## Start EXERCISE MATERIALS
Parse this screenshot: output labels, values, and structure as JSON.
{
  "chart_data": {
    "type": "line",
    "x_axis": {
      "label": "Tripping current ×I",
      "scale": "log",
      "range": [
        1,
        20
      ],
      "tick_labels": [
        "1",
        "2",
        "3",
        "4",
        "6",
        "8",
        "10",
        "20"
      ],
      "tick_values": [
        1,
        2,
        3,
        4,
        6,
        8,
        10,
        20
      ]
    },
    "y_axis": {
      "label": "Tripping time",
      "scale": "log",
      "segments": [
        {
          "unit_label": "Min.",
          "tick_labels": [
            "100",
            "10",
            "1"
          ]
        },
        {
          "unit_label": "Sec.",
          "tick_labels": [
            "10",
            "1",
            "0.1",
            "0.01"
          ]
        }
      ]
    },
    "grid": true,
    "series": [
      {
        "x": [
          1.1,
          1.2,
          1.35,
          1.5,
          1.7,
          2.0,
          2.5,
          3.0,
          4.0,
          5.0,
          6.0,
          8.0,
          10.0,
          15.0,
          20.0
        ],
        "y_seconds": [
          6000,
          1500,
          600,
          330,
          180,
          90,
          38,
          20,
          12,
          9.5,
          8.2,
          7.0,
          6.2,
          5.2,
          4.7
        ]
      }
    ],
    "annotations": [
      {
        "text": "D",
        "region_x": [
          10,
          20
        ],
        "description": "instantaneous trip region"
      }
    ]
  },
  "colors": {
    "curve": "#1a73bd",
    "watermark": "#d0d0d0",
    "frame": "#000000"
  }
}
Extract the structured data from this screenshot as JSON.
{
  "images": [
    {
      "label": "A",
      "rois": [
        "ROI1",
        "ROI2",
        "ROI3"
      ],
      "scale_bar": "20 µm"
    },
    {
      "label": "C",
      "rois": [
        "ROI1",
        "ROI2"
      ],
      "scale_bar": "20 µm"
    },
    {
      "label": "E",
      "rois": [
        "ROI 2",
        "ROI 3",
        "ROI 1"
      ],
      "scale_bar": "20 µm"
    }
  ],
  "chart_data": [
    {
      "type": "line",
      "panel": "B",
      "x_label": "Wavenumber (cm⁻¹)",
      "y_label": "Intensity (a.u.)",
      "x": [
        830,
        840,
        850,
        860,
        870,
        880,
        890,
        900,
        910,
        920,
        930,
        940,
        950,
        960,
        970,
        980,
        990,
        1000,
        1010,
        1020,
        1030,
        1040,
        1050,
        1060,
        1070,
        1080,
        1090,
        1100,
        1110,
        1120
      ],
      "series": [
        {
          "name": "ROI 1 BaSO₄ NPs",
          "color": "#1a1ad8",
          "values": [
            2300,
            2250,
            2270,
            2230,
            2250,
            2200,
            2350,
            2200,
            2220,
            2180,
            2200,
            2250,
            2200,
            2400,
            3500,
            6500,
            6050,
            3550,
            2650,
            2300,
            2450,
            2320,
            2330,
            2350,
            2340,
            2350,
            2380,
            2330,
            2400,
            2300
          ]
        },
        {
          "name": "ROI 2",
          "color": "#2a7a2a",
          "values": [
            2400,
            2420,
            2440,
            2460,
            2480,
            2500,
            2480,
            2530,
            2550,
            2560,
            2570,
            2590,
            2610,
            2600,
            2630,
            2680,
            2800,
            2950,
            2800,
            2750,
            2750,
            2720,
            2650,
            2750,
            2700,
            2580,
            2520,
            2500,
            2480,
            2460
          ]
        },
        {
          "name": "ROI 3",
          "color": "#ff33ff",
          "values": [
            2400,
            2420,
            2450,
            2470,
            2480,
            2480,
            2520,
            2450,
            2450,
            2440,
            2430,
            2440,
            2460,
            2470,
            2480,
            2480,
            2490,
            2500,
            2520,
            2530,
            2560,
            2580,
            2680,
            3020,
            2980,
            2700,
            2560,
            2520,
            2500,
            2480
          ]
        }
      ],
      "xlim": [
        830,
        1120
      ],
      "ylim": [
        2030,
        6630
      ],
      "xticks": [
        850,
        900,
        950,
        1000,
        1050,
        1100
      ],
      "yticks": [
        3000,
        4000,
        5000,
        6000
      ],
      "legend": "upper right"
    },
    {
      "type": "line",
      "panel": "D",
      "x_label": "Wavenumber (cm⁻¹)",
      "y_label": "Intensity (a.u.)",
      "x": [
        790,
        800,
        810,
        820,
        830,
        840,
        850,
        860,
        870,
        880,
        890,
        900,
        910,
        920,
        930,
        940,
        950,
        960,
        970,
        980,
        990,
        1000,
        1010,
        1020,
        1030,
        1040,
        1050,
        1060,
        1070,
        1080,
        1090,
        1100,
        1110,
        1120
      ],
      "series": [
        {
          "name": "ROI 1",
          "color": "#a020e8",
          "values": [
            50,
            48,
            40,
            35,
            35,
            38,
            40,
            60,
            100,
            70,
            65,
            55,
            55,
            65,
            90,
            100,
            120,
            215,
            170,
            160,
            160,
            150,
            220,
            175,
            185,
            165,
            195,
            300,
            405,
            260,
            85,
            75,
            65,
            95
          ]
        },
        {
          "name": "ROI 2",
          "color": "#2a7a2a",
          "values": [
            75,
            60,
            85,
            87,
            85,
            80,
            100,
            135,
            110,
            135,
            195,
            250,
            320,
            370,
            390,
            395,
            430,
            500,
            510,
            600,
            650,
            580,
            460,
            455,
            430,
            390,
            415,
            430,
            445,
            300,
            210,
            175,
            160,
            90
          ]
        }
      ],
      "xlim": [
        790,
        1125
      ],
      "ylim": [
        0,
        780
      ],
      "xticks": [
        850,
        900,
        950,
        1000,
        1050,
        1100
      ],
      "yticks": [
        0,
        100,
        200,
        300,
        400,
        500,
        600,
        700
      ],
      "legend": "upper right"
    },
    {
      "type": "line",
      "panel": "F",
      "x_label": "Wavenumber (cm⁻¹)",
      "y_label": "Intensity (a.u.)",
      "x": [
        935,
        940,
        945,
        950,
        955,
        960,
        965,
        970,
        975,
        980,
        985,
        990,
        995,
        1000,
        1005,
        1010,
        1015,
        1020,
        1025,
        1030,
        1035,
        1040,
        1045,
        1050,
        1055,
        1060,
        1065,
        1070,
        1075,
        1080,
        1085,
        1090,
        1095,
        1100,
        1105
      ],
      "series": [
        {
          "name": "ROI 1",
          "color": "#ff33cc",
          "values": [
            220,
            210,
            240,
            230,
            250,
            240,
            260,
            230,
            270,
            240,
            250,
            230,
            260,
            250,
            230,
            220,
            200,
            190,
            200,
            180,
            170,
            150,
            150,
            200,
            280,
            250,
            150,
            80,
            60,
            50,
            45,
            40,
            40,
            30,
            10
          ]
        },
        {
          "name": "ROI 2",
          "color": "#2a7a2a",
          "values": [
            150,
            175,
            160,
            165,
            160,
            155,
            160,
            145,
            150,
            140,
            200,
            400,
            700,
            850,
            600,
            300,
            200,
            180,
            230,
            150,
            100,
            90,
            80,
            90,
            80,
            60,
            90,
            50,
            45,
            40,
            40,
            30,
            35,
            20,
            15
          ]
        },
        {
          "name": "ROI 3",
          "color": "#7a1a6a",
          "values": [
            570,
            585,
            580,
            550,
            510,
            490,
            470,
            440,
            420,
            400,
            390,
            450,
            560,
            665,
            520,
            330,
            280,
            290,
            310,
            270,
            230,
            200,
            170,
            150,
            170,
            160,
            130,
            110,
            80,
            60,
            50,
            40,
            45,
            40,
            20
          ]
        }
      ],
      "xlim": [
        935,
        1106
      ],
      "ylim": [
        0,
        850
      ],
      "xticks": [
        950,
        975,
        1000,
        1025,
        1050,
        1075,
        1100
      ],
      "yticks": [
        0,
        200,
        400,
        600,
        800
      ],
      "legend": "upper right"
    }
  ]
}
## End EXERCISE MATERIALS
Everything in the listing above should be restated exactly.

* **WRITTEN SOLUTION**
Parse this screenshot: output labels, values, and structure as JSON.
{
  "chart_data": {
    "type": "line",
    "x_axis": {
      "label": "Tripping current ×I",
      "scale": "log",
      "range": [
        1,
        20
      ],
      "tick_labels": [
        "1",
        "2",
        "3",
        "4",
        "6",
        "8",
        "10",
        "20"
      ],
      "tick_values": [
        1,
        2,
        3,
        4,
        6,
        8,
        10,
        20
      ]
    },
    "y_axis": {
      "label": "Tripping time",
      "scale": "log",
      "segments": [
        {
          "unit_label": "Min.",
          "tick_labels": [
            "100",
            "10",
            "1"
          ]
        },
        {
          "unit_label": "Sec.",
          "tick_labels": [
            "10",
            "1",
            "0.1",
            "0.01"
          ]
        }
      ]
    },
    "grid": true,
    "series": [
      {
        "x": [
          1.1,
          1.2,
          1.35,
          1.5,
          1.7,
          2.0,
          2.5,
          3.0,
          4.0,
          5.0,
          6.0,
          8.0,
          10.0,
          15.0,
          20.0
        ],
        "y_seconds": [
          6000,
          1500,
          600,
          330,
          180,
          90,
          38,
          20,
          12,
          9.5,
          8.2,
          7.0,
          6.2,
          5.2,
          4.7
        ]
      }
    ],
    "annotations": [
      {
        "text": "D",
        "region_x": [
          10,
          20
        ],
        "description": "instantaneous trip region"
      }
    ]
  },
  "colors": {
    "curve": "#1a73bd",
    "watermark": "#d0d0d0",
    "frame": "#000000"
  }
}
Extract the structured data from this screenshot as JSON.
{
  "images": [
    {
      "label": "A",
      "rois": [
        "ROI1",
        "ROI2",
        "ROI3"
      ],
      "scale_bar": "20 µm"
    },
    {
      "label": "C",
      "rois": [
        "ROI1",
        "ROI2"
      ],
      "scale_bar": "20 µm"
    },
    {
      "label": "E",
      "rois": [
        "ROI 2",
        "ROI 3",
        "ROI 1"
      ],
      "scale_bar": "20 µm"
    }
  ],
  "chart_data": [
    {
      "type": "line",
      "panel": "B",
      "x_label": "Wavenumber (cm⁻¹)",
      "y_label": "Intensity (a.u.)",
      "x": [
        830,
        840,
        850,
        860,
        870,
        880,
        890,
        900,
        910,
        920,
        930,
        940,
        950,
        960,
        970,
        980,
        990,
        1000,
        1010,
        1020,
        1030,
        1040,
        1050,
        1060,
        1070,
        1080,
        1090,
        1100,
        1110,
        1120
      ],
      "series": [
        {
          "name": "ROI 1 BaSO₄ NPs",
          "color": "#1a1ad8",
          "values": [
            2300,
            2250,
            2270,
            2230,
            2250,
            2200,
            2350,
            2200,
            2220,
            2180,
            2200,
            2250,
            2200,
            2400,
            3500,
            6500,
            6050,
            3550,
            2650,
            2300,
            2450,
            2320,
            2330,
            2350,
            2340,
            2350,
            2380,
            2330,
            2400,
            2300
          ]
        },
        {
          "name": "ROI 2",
          "color": "#2a7a2a",
          "values": [
            2400,
            2420,
            2440,
            2460,
            2480,
            2500,
            2480,
            2530,
            2550,
            2560,
            2570,
            2590,
            2610,
            2600,
            2630,
            2680,
            2800,
            2950,
            2800,
            2750,
            2750,
            2720,
            2650,
            2750,
            2700,
            2580,
            2520,
            2500,
            2480,
            2460
          ]
        },
        {
          "name": "ROI 3",
          "color": "#ff33ff",
          "values": [
            2400,
            2420,
            2450,
            2470,
            2480,
            2480,
            2520,
            2450,
            2450,
            2440,
            2430,
            2440,
            2460,
            2470,
            2480,
            2480,
            2490,
            2500,
            2520,
            2530,
            2560,
            2580,
            2680,
            3020,
            2980,
            2700,
            2560,
            2520,
            2500,
            2480
          ]
        }
      ],
      "xlim": [
        830,
        1120
      ],
      "ylim": [
        2030,
        6630
      ],
      "xticks": [
        850,
        900,
        950,
        1000,
        1050,
        1100
      ],
      "yticks": [
        3000,
        4000,
        5000,
        6000
      ],
      "legend": "upper right"
    },
    {
      "type": "line",
      "panel": "D",
      "x_label": "Wavenumber (cm⁻¹)",
      "y_label": "Intensity (a.u.)",
      "x": [
        790,
        800,
        810,
        820,
        830,
        840,
        850,
        860,
        870,
        880,
        890,
        900,
        910,
        920,
        930,
        940,
        950,
        960,
        970,
        980,
        990,
        1000,
        1010,
        1020,
        1030,
        1040,
        1050,
        1060,
        1070,
        1080,
        1090,
        1100,
        1110,
        1120
      ],
      "series": [
        {
          "name": "ROI 1",
          "color": "#a020e8",
          "values": [
            50,
            48,
            40,
            35,
            35,
            38,
            40,
            60,
            100,
            70,
            65,
            55,
            55,
            65,
            90,
            100,
            120,
            215,
            170,
            160,
            160,
            150,
            220,
            175,
            185,
            165,
            195,
            300,
            405,
            260,
            85,
            75,
            65,
            95
          ]
        },
        {
          "name": "ROI 2",
          "color": "#2a7a2a",
          "values": [
            75,
            60,
            85,
            87,
            85,
            80,
            100,
            135,
            110,
            135,
            195,
            250,
            320,
            370,
            390,
            395,
            430,
            500,
            510,
            600,
            650,
            580,
            460,
            455,
            430,
            390,
            415,
            430,
            445,
            300,
            210,
            175,
            160,
            90
          ]
        }
      ],
      "xlim": [
        790,
        1125
      ],
      "ylim": [
        0,
        780
      ],
      "xticks": [
        850,
        900,
        950,
        1000,
        1050,
        1100
      ],
      "yticks": [
        0,
        100,
        200,
        300,
        400,
        500,
        600,
        700
      ],
      "legend": "upper right"
    },
    {
      "type": "line",
      "panel": "F",
      "x_label": "Wavenumber (cm⁻¹)",
      "y_label": "Intensity (a.u.)",
      "x": [
        935,
        940,
        945,
        950,
        955,
        960,
        965,
        970,
        975,
        980,
        985,
        990,
        995,
        1000,
        1005,
        1010,
        1015,
        1020,
        1025,
        1030,
        1035,
        1040,
        1045,
        1050,
        1055,
        1060,
        1065,
        1070,
        1075,
        1080,
        1085,
        1090,
        1095,
        1100,
        1105
      ],
      "series": [
        {
          "name": "ROI 1",
          "color": "#ff33cc",
          "values": [
            220,
            210,
            240,
            230,
            250,
            240,
            260,
            230,
            270,
            240,
            250,
            230,
            260,
            250,
            230,
            220,
            200,
            190,
            200,
            180,
            170,
            150,
            150,
            200,
            280,
            250,
            150,
            80,
            60,
            50,
            45,
            40,
            40,
            30,
            10
          ]
        },
        {
          "name": "ROI 2",
          "color": "#2a7a2a",
          "values": [
            150,
            175,
            160,
            165,
            160,
            155,
            160,
            145,
            150,
            140,
            200,
            400,
            700,
            850,
            600,
            300,
            200,
            180,
            230,
            150,
            100,
            90,
            80,
            90,
            80,
            60,
            90,
            50,
            45,
            40,
            40,
            30,
            35,
            20,
            15
          ]
        },
        {
          "name": "ROI 3",
          "color": "#7a1a6a",
          "values": [
            570,
            585,
            580,
            550,
            510,
            490,
            470,
            440,
            420,
            400,
            390,
            450,
            560,
            665,
            520,
            330,
            280,
            290,
            310,
            270,
            230,
            200,
            170,
            150,
            170,
            160,
            130,
            110,
            80,
            60,
            50,
            40,
            45,
            40,
            20
          ]
        }
      ],
      "xlim": [
        935,
        1106
      ],
      "ylim": [
        0,
        850
      ],
      "xticks": [
        950,
        975,
        1000,
        1025,
        1050,
        1075,
        1100
      ],
      "yticks": [
        0,
        200,
        400,
        600,
        800
      ],
      "legend": "upper right"
    }
  ]
}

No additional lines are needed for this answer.